Aim of the exercise >> Change every "global-data-point" in the entries to "global-marker", and write the entries out again with nothing else altered.

[Stored entries]
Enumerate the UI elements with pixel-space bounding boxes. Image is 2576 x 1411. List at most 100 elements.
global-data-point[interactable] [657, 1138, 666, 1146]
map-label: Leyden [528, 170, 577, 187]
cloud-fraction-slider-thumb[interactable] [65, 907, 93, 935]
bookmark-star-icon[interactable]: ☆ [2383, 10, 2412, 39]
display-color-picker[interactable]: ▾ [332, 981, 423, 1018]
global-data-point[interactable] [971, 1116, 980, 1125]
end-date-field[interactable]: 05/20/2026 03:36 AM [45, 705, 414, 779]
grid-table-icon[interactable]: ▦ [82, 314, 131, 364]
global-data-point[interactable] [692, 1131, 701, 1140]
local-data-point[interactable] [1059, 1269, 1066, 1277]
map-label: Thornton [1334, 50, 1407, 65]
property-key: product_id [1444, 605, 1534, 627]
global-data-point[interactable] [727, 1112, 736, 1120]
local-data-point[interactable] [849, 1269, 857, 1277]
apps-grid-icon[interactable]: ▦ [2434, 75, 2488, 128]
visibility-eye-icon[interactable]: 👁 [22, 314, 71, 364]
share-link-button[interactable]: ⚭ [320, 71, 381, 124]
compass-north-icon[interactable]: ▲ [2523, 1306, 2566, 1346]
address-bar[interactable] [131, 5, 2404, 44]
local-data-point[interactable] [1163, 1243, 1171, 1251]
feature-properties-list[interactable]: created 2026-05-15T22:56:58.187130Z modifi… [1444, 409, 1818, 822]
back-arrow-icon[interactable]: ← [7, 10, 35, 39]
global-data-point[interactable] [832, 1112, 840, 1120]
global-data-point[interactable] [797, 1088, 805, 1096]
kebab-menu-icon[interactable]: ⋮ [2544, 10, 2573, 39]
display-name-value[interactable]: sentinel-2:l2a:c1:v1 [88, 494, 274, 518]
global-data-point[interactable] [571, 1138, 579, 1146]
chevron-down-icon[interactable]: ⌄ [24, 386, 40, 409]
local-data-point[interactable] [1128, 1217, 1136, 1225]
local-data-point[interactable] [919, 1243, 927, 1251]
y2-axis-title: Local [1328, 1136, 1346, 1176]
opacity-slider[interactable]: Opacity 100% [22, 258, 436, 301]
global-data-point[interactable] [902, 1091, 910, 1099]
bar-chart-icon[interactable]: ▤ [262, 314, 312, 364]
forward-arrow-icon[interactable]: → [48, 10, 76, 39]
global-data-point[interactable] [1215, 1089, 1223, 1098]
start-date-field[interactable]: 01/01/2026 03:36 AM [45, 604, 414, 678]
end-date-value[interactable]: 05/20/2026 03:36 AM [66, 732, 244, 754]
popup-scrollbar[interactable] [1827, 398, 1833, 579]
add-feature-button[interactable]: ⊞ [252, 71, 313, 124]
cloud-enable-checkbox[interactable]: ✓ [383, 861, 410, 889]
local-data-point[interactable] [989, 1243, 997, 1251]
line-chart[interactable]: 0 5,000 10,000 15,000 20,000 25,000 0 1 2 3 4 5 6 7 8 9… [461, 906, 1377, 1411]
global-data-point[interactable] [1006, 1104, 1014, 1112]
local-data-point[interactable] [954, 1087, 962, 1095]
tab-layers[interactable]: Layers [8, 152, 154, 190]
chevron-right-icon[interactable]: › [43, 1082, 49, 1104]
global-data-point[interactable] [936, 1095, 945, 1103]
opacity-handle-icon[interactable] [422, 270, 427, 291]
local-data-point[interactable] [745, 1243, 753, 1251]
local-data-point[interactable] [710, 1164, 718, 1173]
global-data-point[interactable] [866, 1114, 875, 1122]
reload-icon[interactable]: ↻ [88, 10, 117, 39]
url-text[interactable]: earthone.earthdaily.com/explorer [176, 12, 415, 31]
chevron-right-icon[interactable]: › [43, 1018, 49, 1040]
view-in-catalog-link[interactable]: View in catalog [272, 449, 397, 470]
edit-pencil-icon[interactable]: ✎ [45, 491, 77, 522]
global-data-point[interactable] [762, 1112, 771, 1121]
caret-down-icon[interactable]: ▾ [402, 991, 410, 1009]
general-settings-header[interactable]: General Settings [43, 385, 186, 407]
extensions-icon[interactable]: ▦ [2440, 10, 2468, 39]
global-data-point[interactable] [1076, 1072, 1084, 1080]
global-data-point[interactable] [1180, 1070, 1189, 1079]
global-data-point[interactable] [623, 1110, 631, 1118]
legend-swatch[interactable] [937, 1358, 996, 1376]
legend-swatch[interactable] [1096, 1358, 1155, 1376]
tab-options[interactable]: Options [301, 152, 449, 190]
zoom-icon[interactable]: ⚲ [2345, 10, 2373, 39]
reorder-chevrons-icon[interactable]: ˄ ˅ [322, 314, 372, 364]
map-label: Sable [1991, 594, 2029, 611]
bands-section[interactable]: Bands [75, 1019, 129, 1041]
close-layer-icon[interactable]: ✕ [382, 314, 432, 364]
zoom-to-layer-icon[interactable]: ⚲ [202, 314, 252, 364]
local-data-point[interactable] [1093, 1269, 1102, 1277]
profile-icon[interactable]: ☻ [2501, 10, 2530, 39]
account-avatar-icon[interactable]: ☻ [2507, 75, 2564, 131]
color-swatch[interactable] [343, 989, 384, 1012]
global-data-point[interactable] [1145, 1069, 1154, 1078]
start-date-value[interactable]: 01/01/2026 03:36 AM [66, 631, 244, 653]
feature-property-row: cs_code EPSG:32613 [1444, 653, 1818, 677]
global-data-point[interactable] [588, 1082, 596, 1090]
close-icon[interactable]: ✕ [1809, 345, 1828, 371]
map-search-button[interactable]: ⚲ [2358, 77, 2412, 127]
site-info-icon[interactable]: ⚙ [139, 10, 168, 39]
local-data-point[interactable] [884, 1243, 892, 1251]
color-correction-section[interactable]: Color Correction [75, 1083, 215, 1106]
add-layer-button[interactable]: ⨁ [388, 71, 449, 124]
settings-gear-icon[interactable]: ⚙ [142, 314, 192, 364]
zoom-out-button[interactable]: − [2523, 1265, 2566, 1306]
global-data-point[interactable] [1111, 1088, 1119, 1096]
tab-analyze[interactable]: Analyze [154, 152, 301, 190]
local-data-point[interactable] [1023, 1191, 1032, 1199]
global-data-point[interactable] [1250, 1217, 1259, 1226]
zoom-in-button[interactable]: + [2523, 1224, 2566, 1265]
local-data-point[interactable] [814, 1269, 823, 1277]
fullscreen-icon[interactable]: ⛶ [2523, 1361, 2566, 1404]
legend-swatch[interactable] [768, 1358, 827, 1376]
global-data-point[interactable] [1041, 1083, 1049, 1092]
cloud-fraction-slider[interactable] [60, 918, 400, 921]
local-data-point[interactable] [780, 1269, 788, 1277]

Complete output >>
Enumerate the UI elements with pixel-space bounding boxes. Image is 2576 x 1411. List at most 100 elements.
global-marker[interactable] [657, 1138, 666, 1146]
map-label: Leyden [528, 170, 577, 187]
cloud-fraction-slider-thumb[interactable] [65, 907, 93, 935]
bookmark-star-icon[interactable]: ☆ [2383, 10, 2412, 39]
display-color-picker[interactable]: ▾ [332, 981, 423, 1018]
global-marker[interactable] [971, 1116, 980, 1125]
end-date-field[interactable]: 05/20/2026 03:36 AM [45, 705, 414, 779]
grid-table-icon[interactable]: ▦ [82, 314, 131, 364]
global-marker[interactable] [692, 1131, 701, 1140]
local-data-point[interactable] [1059, 1269, 1066, 1277]
map-label: Thornton [1334, 50, 1407, 65]
property-key: product_id [1444, 605, 1534, 627]
global-marker[interactable] [727, 1112, 736, 1120]
local-data-point[interactable] [849, 1269, 857, 1277]
apps-grid-icon[interactable]: ▦ [2434, 75, 2488, 128]
visibility-eye-icon[interactable]: 👁 [22, 314, 71, 364]
share-link-button[interactable]: ⚭ [320, 71, 381, 124]
compass-north-icon[interactable]: ▲ [2523, 1306, 2566, 1346]
address-bar[interactable] [131, 5, 2404, 44]
local-data-point[interactable] [1163, 1243, 1171, 1251]
feature-properties-list[interactable]: created 2026-05-15T22:56:58.187130Z modifi… [1444, 409, 1818, 822]
back-arrow-icon[interactable]: ← [7, 10, 35, 39]
global-marker[interactable] [832, 1112, 840, 1120]
global-marker[interactable] [797, 1088, 805, 1096]
kebab-menu-icon[interactable]: ⋮ [2544, 10, 2573, 39]
display-name-value[interactable]: sentinel-2:l2a:c1:v1 [88, 494, 274, 518]
global-marker[interactable] [571, 1138, 579, 1146]
chevron-down-icon[interactable]: ⌄ [24, 386, 40, 409]
local-data-point[interactable] [1128, 1217, 1136, 1225]
local-data-point[interactable] [919, 1243, 927, 1251]
y2-axis-title: Local [1328, 1136, 1346, 1176]
opacity-slider[interactable]: Opacity 100% [22, 258, 436, 301]
global-marker[interactable] [902, 1091, 910, 1099]
bar-chart-icon[interactable]: ▤ [262, 314, 312, 364]
forward-arrow-icon[interactable]: → [48, 10, 76, 39]
global-marker[interactable] [1215, 1089, 1223, 1098]
start-date-field[interactable]: 01/01/2026 03:36 AM [45, 604, 414, 678]
end-date-value[interactable]: 05/20/2026 03:36 AM [66, 732, 244, 754]
popup-scrollbar[interactable] [1827, 398, 1833, 579]
add-feature-button[interactable]: ⊞ [252, 71, 313, 124]
cloud-enable-checkbox[interactable]: ✓ [383, 861, 410, 889]
local-data-point[interactable] [989, 1243, 997, 1251]
line-chart[interactable]: 0 5,000 10,000 15,000 20,000 25,000 0 1 2 3 4 5 6 7 8 9… [461, 906, 1377, 1411]
global-marker[interactable] [1006, 1104, 1014, 1112]
local-data-point[interactable] [954, 1087, 962, 1095]
tab-layers[interactable]: Layers [8, 152, 154, 190]
chevron-right-icon[interactable]: › [43, 1082, 49, 1104]
global-marker[interactable] [936, 1095, 945, 1103]
opacity-handle-icon[interactable] [422, 270, 427, 291]
local-data-point[interactable] [745, 1243, 753, 1251]
local-data-point[interactable] [710, 1164, 718, 1173]
global-marker[interactable] [866, 1114, 875, 1122]
reload-icon[interactable]: ↻ [88, 10, 117, 39]
url-text[interactable]: earthone.earthdaily.com/explorer [176, 12, 415, 31]
chevron-right-icon[interactable]: › [43, 1018, 49, 1040]
view-in-catalog-link[interactable]: View in catalog [272, 449, 397, 470]
edit-pencil-icon[interactable]: ✎ [45, 491, 77, 522]
global-marker[interactable] [762, 1112, 771, 1121]
caret-down-icon[interactable]: ▾ [402, 991, 410, 1009]
general-settings-header[interactable]: General Settings [43, 385, 186, 407]
extensions-icon[interactable]: ▦ [2440, 10, 2468, 39]
global-marker[interactable] [1076, 1072, 1084, 1080]
global-marker[interactable] [1180, 1070, 1189, 1079]
global-marker[interactable] [623, 1110, 631, 1118]
legend-swatch[interactable] [937, 1358, 996, 1376]
legend-swatch[interactable] [1096, 1358, 1155, 1376]
tab-options[interactable]: Options [301, 152, 449, 190]
zoom-icon[interactable]: ⚲ [2345, 10, 2373, 39]
reorder-chevrons-icon[interactable]: ˄ ˅ [322, 314, 372, 364]
map-label: Sable [1991, 594, 2029, 611]
bands-section[interactable]: Bands [75, 1019, 129, 1041]
close-layer-icon[interactable]: ✕ [382, 314, 432, 364]
zoom-to-layer-icon[interactable]: ⚲ [202, 314, 252, 364]
local-data-point[interactable] [1093, 1269, 1102, 1277]
profile-icon[interactable]: ☻ [2501, 10, 2530, 39]
account-avatar-icon[interactable]: ☻ [2507, 75, 2564, 131]
color-swatch[interactable] [343, 989, 384, 1012]
global-marker[interactable] [1145, 1069, 1154, 1078]
start-date-value[interactable]: 01/01/2026 03:36 AM [66, 631, 244, 653]
feature-property-row: cs_code EPSG:32613 [1444, 653, 1818, 677]
global-marker[interactable] [588, 1082, 596, 1090]
close-icon[interactable]: ✕ [1809, 345, 1828, 371]
map-search-button[interactable]: ⚲ [2358, 77, 2412, 127]
site-info-icon[interactable]: ⚙ [139, 10, 168, 39]
local-data-point[interactable] [884, 1243, 892, 1251]
color-correction-section[interactable]: Color Correction [75, 1083, 215, 1106]
add-layer-button[interactable]: ⨁ [388, 71, 449, 124]
settings-gear-icon[interactable]: ⚙ [142, 314, 192, 364]
zoom-out-button[interactable]: − [2523, 1265, 2566, 1306]
global-marker[interactable] [1111, 1088, 1119, 1096]
tab-analyze[interactable]: Analyze [154, 152, 301, 190]
local-data-point[interactable] [1023, 1191, 1032, 1199]
global-marker[interactable] [1250, 1217, 1259, 1226]
zoom-in-button[interactable]: + [2523, 1224, 2566, 1265]
local-data-point[interactable] [814, 1269, 823, 1277]
fullscreen-icon[interactable]: ⛶ [2523, 1361, 2566, 1404]
legend-swatch[interactable] [768, 1358, 827, 1376]
global-marker[interactable] [1041, 1083, 1049, 1092]
cloud-fraction-slider[interactable] [60, 918, 400, 921]
local-data-point[interactable] [780, 1269, 788, 1277]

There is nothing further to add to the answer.